=== Supplied material ===

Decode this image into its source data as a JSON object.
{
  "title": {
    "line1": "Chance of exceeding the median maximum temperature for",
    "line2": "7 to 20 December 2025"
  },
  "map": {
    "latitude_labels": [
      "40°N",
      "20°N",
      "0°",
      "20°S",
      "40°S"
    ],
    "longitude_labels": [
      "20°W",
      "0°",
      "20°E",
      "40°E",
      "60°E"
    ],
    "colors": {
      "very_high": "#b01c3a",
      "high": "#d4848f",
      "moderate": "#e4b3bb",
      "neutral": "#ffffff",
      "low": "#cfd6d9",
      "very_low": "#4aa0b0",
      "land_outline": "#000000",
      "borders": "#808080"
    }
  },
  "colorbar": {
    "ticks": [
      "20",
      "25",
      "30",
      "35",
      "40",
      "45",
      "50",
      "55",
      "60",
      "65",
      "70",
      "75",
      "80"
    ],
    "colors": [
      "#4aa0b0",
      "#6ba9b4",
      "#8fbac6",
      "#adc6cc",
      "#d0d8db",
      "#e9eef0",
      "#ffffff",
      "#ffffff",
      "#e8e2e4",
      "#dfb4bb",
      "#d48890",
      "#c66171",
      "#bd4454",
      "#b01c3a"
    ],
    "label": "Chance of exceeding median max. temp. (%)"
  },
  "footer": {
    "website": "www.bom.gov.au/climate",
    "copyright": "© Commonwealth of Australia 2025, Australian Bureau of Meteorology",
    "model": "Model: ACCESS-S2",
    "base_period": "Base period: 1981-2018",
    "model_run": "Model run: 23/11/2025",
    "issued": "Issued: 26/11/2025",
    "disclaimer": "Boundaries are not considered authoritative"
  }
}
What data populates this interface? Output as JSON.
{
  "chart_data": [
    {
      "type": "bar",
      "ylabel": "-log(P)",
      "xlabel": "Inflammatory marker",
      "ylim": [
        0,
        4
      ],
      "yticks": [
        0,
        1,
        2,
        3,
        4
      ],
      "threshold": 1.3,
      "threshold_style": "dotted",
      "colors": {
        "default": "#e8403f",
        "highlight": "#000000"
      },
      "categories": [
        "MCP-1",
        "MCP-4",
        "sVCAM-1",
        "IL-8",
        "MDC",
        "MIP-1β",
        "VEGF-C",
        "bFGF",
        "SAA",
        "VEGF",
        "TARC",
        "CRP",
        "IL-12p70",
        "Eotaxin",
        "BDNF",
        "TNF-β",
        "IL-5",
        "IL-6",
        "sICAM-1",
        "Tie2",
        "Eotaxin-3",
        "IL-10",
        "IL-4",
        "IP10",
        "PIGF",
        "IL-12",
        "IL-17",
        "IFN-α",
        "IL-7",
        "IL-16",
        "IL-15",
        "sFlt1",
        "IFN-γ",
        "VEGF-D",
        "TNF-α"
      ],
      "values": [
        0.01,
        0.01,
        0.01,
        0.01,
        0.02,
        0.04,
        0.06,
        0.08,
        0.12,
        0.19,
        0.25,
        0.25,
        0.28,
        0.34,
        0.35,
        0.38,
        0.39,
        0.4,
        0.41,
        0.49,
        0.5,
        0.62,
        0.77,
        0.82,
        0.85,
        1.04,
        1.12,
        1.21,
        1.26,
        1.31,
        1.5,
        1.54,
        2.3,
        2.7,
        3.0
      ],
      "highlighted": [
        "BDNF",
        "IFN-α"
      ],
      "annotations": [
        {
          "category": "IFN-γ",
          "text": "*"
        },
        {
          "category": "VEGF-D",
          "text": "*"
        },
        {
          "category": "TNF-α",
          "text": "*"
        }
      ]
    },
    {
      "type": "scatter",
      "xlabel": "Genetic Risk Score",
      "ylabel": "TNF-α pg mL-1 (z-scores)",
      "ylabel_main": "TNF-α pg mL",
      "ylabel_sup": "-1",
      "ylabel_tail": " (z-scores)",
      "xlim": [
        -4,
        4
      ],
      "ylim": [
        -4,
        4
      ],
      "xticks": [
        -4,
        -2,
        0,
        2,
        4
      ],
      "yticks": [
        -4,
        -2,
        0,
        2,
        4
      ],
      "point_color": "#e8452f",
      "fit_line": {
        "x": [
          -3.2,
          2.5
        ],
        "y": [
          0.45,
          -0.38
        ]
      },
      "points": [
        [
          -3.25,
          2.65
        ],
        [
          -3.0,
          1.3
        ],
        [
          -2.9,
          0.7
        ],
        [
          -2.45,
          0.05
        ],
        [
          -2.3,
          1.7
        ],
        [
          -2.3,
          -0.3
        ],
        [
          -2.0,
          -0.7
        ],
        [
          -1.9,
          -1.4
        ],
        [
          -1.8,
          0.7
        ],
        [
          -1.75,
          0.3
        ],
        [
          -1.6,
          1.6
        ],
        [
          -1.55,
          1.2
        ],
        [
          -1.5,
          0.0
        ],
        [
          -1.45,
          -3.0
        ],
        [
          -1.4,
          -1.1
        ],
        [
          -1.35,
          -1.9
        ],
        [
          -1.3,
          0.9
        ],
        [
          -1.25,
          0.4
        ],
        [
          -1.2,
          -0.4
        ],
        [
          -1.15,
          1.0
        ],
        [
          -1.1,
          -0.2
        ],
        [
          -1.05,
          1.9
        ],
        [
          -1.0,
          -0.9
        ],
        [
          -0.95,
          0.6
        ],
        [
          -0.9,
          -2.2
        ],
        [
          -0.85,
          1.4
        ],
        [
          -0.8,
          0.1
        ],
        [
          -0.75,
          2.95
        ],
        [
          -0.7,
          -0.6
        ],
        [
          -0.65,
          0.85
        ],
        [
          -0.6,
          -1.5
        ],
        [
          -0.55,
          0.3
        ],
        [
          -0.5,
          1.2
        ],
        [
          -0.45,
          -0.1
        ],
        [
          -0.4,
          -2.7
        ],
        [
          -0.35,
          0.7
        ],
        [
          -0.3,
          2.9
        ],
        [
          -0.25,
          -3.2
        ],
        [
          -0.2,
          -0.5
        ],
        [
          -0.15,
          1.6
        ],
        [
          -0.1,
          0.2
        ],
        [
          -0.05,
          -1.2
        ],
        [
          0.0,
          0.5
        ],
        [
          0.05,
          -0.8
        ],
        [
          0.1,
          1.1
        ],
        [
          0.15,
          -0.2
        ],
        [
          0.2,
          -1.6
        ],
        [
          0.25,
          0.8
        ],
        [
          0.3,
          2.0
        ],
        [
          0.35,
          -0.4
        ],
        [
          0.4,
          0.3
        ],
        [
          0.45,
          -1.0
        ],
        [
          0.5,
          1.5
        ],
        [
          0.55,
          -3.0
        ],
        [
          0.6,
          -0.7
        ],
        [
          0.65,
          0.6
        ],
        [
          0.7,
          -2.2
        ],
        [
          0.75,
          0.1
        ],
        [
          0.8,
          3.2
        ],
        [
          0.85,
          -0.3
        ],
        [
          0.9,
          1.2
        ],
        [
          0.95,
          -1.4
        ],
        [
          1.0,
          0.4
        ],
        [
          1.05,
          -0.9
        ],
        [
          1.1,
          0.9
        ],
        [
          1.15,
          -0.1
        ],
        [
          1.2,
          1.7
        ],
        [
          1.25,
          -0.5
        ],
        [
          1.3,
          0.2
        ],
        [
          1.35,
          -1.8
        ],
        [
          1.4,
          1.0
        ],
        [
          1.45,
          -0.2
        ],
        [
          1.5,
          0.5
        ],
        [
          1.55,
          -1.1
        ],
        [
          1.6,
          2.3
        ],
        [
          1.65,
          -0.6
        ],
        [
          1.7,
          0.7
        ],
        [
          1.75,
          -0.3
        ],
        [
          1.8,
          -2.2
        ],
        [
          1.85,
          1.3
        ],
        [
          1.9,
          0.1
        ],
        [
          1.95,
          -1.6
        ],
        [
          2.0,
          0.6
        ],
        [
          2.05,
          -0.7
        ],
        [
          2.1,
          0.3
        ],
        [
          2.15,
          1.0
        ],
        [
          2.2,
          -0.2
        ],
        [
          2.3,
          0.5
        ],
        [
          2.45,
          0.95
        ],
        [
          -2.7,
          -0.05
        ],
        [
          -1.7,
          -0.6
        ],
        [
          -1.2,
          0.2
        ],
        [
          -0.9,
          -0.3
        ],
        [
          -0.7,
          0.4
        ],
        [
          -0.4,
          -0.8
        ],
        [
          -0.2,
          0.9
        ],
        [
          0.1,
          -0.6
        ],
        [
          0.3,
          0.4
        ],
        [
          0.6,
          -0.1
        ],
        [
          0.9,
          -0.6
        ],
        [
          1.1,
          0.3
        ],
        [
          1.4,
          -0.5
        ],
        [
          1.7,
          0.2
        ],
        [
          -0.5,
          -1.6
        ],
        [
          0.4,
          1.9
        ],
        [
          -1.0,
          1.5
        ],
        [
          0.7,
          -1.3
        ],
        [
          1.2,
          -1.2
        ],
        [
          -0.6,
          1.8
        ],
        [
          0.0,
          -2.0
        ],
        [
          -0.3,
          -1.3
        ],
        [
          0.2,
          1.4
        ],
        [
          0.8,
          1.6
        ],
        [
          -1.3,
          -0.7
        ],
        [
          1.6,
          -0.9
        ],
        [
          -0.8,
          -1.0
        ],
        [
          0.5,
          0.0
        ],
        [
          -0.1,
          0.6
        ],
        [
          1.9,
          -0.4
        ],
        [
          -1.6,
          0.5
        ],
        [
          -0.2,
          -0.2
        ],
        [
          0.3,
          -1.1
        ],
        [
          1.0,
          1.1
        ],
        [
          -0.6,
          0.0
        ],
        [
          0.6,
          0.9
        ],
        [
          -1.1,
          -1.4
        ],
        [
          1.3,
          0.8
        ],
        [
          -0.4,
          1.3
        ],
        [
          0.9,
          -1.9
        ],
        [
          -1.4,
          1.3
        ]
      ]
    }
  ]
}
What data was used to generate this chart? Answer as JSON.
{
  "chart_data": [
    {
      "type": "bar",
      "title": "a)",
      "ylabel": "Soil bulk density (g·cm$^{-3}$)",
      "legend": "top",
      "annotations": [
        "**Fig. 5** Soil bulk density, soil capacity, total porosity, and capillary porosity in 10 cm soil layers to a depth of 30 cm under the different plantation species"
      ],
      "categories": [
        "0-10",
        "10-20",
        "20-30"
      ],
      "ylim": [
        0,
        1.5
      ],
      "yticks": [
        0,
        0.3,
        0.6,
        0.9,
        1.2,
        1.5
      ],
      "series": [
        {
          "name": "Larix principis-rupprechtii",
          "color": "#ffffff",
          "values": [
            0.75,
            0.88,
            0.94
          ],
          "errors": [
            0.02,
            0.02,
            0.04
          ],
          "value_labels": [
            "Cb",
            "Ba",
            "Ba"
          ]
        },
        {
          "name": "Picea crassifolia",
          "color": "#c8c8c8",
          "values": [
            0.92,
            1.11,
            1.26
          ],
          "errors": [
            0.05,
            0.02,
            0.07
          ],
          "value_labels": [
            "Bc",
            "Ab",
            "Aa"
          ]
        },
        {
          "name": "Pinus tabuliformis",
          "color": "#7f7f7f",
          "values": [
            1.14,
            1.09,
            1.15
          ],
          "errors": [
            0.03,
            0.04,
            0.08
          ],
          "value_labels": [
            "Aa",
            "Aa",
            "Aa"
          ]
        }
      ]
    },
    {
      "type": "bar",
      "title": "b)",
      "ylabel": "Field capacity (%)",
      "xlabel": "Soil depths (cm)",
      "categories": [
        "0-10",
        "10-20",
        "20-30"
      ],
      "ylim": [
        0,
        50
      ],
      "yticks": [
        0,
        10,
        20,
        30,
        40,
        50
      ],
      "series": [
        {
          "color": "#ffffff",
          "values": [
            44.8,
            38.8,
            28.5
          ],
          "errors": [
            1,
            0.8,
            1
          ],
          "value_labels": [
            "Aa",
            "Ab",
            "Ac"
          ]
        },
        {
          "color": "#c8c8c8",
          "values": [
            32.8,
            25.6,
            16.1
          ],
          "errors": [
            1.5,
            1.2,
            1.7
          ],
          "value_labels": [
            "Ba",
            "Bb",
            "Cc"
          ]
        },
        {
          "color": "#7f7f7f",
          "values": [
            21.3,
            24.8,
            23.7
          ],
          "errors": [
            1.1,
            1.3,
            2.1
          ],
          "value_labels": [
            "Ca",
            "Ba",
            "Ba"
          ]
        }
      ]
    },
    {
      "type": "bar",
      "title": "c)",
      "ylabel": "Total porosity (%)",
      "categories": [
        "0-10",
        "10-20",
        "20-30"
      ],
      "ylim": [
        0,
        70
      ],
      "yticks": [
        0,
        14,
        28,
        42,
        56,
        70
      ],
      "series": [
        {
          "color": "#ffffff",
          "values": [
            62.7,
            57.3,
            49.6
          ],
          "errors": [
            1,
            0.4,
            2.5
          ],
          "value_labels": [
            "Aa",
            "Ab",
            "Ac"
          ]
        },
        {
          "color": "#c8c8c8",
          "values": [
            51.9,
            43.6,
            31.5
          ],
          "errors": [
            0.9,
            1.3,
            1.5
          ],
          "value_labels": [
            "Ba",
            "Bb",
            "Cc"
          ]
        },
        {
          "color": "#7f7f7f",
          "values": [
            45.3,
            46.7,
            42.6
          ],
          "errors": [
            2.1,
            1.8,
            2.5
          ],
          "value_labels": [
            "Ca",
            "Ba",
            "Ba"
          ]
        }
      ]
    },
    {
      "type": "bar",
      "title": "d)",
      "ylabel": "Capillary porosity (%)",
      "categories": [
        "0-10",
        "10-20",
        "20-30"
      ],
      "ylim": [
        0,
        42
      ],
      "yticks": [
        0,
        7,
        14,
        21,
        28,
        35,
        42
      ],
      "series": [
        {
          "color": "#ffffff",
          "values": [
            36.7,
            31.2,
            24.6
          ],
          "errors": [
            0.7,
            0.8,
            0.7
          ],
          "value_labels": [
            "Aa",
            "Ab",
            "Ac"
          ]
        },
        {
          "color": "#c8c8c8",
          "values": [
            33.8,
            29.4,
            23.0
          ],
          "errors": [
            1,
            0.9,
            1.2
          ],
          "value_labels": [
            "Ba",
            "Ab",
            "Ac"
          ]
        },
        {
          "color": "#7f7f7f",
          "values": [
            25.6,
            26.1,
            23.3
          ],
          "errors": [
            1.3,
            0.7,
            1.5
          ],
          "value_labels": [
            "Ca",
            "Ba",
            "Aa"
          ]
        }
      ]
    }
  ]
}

===

--- Work to be completed ---
Copy each line of the listing that includes "What".

--- Response ---
What data populates this interface? Output as JSON.
What data was used to generate this chart? Answer as JSON.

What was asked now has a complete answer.